=== INFORMATION PROVIDED ===

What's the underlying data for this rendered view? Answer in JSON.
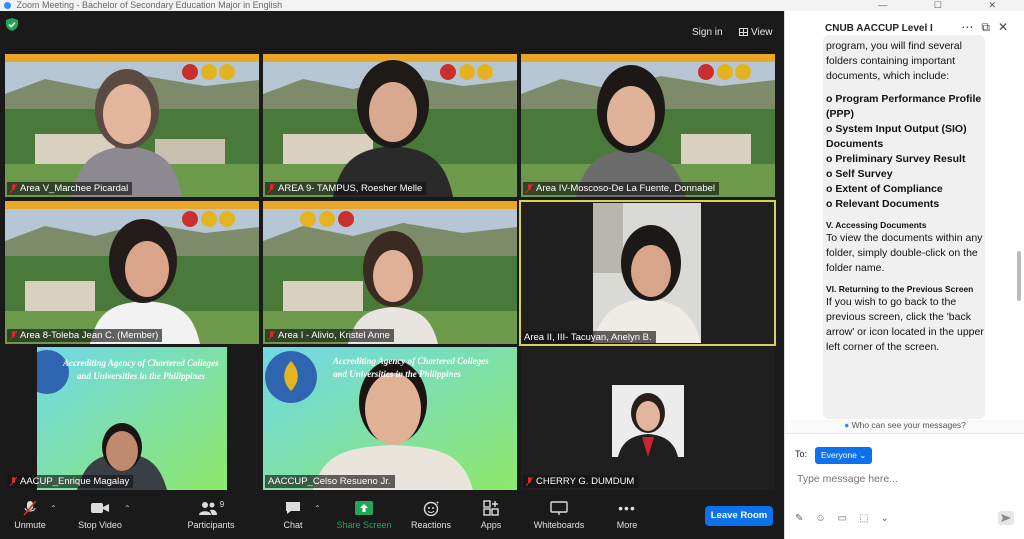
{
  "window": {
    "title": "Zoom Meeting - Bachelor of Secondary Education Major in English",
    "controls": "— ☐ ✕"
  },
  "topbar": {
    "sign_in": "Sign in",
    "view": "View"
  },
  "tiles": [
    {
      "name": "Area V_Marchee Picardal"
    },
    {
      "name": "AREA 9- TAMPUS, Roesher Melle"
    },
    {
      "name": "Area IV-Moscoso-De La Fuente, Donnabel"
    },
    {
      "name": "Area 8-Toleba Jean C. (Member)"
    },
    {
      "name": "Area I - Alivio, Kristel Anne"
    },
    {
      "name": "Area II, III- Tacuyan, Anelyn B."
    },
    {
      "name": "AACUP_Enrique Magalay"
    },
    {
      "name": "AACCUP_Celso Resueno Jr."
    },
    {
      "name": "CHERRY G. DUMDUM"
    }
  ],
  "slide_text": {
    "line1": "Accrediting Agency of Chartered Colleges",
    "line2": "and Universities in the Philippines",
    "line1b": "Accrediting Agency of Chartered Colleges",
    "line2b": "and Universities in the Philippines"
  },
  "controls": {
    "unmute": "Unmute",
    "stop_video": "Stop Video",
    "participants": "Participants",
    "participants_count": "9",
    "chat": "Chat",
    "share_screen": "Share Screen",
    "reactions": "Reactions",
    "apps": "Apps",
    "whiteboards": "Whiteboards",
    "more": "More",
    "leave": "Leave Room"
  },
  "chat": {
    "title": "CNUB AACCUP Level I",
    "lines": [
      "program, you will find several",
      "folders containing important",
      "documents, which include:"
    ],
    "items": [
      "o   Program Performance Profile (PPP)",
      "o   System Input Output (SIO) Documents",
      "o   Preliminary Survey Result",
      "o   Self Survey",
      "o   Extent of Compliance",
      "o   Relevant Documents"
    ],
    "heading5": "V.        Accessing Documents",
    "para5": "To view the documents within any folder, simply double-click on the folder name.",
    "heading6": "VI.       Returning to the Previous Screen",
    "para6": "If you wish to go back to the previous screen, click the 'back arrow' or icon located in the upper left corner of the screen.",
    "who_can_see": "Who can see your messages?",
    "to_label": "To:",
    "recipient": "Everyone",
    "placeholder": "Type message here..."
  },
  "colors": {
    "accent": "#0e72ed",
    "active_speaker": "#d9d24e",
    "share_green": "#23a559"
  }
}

===

_WORK TO BE COMPLETED:_ Without the pictures, return all the records precisely as they stand.

_RESPONSE TO THE EXERCISE:_
What's the underlying data for this rendered view? Answer in JSON.
{
  "window": {
    "title": "Zoom Meeting - Bachelor of Secondary Education Major in English",
    "controls": "— ☐ ✕"
  },
  "topbar": {
    "sign_in": "Sign in",
    "view": "View"
  },
  "tiles": [
    {
      "name": "Area V_Marchee Picardal"
    },
    {
      "name": "AREA 9- TAMPUS, Roesher Melle"
    },
    {
      "name": "Area IV-Moscoso-De La Fuente, Donnabel"
    },
    {
      "name": "Area 8-Toleba Jean C. (Member)"
    },
    {
      "name": "Area I - Alivio, Kristel Anne"
    },
    {
      "name": "Area II, III- Tacuyan, Anelyn B."
    },
    {
      "name": "AACUP_Enrique Magalay"
    },
    {
      "name": "AACCUP_Celso Resueno Jr."
    },
    {
      "name": "CHERRY G. DUMDUM"
    }
  ],
  "slide_text": {
    "line1": "Accrediting Agency of Chartered Colleges",
    "line2": "and Universities in the Philippines",
    "line1b": "Accrediting Agency of Chartered Colleges",
    "line2b": "and Universities in the Philippines"
  },
  "controls": {
    "unmute": "Unmute",
    "stop_video": "Stop Video",
    "participants": "Participants",
    "participants_count": "9",
    "chat": "Chat",
    "share_screen": "Share Screen",
    "reactions": "Reactions",
    "apps": "Apps",
    "whiteboards": "Whiteboards",
    "more": "More",
    "leave": "Leave Room"
  },
  "chat": {
    "title": "CNUB AACCUP Level I",
    "lines": [
      "program, you will find several",
      "folders containing important",
      "documents, which include:"
    ],
    "items": [
      "o   Program Performance Profile (PPP)",
      "o   System Input Output (SIO) Documents",
      "o   Preliminary Survey Result",
      "o   Self Survey",
      "o   Extent of Compliance",
      "o   Relevant Documents"
    ],
    "heading5": "V.        Accessing Documents",
    "para5": "To view the documents within any folder, simply double-click on the folder name.",
    "heading6": "VI.       Returning to the Previous Screen",
    "para6": "If you wish to go back to the previous screen, click the 'back arrow' or icon located in the upper left corner of the screen.",
    "who_can_see": "Who can see your messages?",
    "to_label": "To:",
    "recipient": "Everyone",
    "placeholder": "Type message here..."
  },
  "colors": {
    "accent": "#0e72ed",
    "active_speaker": "#d9d24e",
    "share_green": "#23a559"
  }
}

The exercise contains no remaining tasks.